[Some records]
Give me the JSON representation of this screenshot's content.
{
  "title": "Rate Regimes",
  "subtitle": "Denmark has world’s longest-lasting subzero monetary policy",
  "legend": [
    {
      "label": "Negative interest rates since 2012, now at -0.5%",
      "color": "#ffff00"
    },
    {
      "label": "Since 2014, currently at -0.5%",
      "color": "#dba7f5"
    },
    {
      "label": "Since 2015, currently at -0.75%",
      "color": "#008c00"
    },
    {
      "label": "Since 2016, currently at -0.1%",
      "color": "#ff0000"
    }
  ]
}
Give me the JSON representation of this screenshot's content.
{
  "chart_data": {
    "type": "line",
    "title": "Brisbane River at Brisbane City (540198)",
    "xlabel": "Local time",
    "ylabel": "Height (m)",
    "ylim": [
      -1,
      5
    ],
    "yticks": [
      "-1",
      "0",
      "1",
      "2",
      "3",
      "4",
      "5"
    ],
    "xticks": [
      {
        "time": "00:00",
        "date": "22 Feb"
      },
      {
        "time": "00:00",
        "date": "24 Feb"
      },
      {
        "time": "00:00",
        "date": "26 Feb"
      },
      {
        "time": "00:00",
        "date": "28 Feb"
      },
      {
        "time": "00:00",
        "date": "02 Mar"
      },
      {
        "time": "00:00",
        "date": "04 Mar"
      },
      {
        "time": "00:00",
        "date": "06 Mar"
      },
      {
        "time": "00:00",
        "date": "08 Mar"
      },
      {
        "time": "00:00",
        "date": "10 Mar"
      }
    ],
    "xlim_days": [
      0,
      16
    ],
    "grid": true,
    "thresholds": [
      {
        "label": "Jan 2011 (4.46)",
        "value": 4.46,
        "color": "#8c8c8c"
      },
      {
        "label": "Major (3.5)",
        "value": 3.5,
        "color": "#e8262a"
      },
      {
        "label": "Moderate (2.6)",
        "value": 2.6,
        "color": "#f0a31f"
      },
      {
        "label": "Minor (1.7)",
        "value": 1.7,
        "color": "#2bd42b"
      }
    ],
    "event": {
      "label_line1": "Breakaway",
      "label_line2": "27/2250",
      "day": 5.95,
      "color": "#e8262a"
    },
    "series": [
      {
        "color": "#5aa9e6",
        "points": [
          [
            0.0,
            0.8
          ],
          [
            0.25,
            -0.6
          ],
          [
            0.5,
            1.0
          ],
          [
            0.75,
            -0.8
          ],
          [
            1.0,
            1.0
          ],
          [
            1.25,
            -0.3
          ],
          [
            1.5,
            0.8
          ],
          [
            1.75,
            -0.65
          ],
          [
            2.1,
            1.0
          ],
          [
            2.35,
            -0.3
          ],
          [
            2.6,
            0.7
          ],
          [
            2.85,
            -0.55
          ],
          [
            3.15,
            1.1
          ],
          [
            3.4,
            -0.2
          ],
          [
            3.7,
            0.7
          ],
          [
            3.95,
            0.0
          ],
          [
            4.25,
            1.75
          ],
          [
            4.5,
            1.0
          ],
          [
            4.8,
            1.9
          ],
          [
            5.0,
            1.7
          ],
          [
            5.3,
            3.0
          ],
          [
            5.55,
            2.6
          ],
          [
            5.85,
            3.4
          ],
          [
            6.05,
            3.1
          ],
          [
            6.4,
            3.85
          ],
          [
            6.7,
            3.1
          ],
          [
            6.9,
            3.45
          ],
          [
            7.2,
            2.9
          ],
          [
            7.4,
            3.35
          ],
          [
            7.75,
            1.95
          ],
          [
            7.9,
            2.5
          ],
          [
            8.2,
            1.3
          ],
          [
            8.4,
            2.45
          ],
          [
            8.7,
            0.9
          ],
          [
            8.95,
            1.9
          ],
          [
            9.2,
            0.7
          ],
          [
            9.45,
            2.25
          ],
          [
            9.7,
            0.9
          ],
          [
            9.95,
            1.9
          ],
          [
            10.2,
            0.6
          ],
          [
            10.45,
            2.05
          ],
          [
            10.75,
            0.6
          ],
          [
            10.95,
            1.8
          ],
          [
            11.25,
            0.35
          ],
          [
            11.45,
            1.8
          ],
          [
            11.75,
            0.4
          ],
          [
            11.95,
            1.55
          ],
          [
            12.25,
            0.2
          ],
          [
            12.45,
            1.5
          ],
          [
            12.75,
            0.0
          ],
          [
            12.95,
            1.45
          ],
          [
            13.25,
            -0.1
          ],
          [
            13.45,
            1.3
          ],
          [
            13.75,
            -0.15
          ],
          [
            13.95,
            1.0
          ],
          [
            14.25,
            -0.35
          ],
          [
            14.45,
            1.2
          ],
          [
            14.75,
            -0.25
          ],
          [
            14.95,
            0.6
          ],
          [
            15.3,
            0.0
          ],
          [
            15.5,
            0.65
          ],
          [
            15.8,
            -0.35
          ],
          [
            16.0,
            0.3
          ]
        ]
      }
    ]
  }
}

## [Problem]
Produce an exact copy of every entry above.

## [Solved problem]
Give me the JSON representation of this screenshot's content.
{
  "title": "Rate Regimes",
  "subtitle": "Denmark has world’s longest-lasting subzero monetary policy",
  "legend": [
    {
      "label": "Negative interest rates since 2012, now at -0.5%",
      "color": "#ffff00"
    },
    {
      "label": "Since 2014, currently at -0.5%",
      "color": "#dba7f5"
    },
    {
      "label": "Since 2015, currently at -0.75%",
      "color": "#008c00"
    },
    {
      "label": "Since 2016, currently at -0.1%",
      "color": "#ff0000"
    }
  ]
}
Give me the JSON representation of this screenshot's content.
{
  "chart_data": {
    "type": "line",
    "title": "Brisbane River at Brisbane City (540198)",
    "xlabel": "Local time",
    "ylabel": "Height (m)",
    "ylim": [
      -1,
      5
    ],
    "yticks": [
      "-1",
      "0",
      "1",
      "2",
      "3",
      "4",
      "5"
    ],
    "xticks": [
      {
        "time": "00:00",
        "date": "22 Feb"
      },
      {
        "time": "00:00",
        "date": "24 Feb"
      },
      {
        "time": "00:00",
        "date": "26 Feb"
      },
      {
        "time": "00:00",
        "date": "28 Feb"
      },
      {
        "time": "00:00",
        "date": "02 Mar"
      },
      {
        "time": "00:00",
        "date": "04 Mar"
      },
      {
        "time": "00:00",
        "date": "06 Mar"
      },
      {
        "time": "00:00",
        "date": "08 Mar"
      },
      {
        "time": "00:00",
        "date": "10 Mar"
      }
    ],
    "xlim_days": [
      0,
      16
    ],
    "grid": true,
    "thresholds": [
      {
        "label": "Jan 2011 (4.46)",
        "value": 4.46,
        "color": "#8c8c8c"
      },
      {
        "label": "Major (3.5)",
        "value": 3.5,
        "color": "#e8262a"
      },
      {
        "label": "Moderate (2.6)",
        "value": 2.6,
        "color": "#f0a31f"
      },
      {
        "label": "Minor (1.7)",
        "value": 1.7,
        "color": "#2bd42b"
      }
    ],
    "event": {
      "label_line1": "Breakaway",
      "label_line2": "27/2250",
      "day": 5.95,
      "color": "#e8262a"
    },
    "series": [
      {
        "color": "#5aa9e6",
        "points": [
          [
            0.0,
            0.8
          ],
          [
            0.25,
            -0.6
          ],
          [
            0.5,
            1.0
          ],
          [
            0.75,
            -0.8
          ],
          [
            1.0,
            1.0
          ],
          [
            1.25,
            -0.3
          ],
          [
            1.5,
            0.8
          ],
          [
            1.75,
            -0.65
          ],
          [
            2.1,
            1.0
          ],
          [
            2.35,
            -0.3
          ],
          [
            2.6,
            0.7
          ],
          [
            2.85,
            -0.55
          ],
          [
            3.15,
            1.1
          ],
          [
            3.4,
            -0.2
          ],
          [
            3.7,
            0.7
          ],
          [
            3.95,
            0.0
          ],
          [
            4.25,
            1.75
          ],
          [
            4.5,
            1.0
          ],
          [
            4.8,
            1.9
          ],
          [
            5.0,
            1.7
          ],
          [
            5.3,
            3.0
          ],
          [
            5.55,
            2.6
          ],
          [
            5.85,
            3.4
          ],
          [
            6.05,
            3.1
          ],
          [
            6.4,
            3.85
          ],
          [
            6.7,
            3.1
          ],
          [
            6.9,
            3.45
          ],
          [
            7.2,
            2.9
          ],
          [
            7.4,
            3.35
          ],
          [
            7.75,
            1.95
          ],
          [
            7.9,
            2.5
          ],
          [
            8.2,
            1.3
          ],
          [
            8.4,
            2.45
          ],
          [
            8.7,
            0.9
          ],
          [
            8.95,
            1.9
          ],
          [
            9.2,
            0.7
          ],
          [
            9.45,
            2.25
          ],
          [
            9.7,
            0.9
          ],
          [
            9.95,
            1.9
          ],
          [
            10.2,
            0.6
          ],
          [
            10.45,
            2.05
          ],
          [
            10.75,
            0.6
          ],
          [
            10.95,
            1.8
          ],
          [
            11.25,
            0.35
          ],
          [
            11.45,
            1.8
          ],
          [
            11.75,
            0.4
          ],
          [
            11.95,
            1.55
          ],
          [
            12.25,
            0.2
          ],
          [
            12.45,
            1.5
          ],
          [
            12.75,
            0.0
          ],
          [
            12.95,
            1.45
          ],
          [
            13.25,
            -0.1
          ],
          [
            13.45,
            1.3
          ],
          [
            13.75,
            -0.15
          ],
          [
            13.95,
            1.0
          ],
          [
            14.25,
            -0.35
          ],
          [
            14.45,
            1.2
          ],
          [
            14.75,
            -0.25
          ],
          [
            14.95,
            0.6
          ],
          [
            15.3,
            0.0
          ],
          [
            15.5,
            0.65
          ],
          [
            15.8,
            -0.35
          ],
          [
            16.0,
            0.3
          ]
        ]
      }
    ]
  }
}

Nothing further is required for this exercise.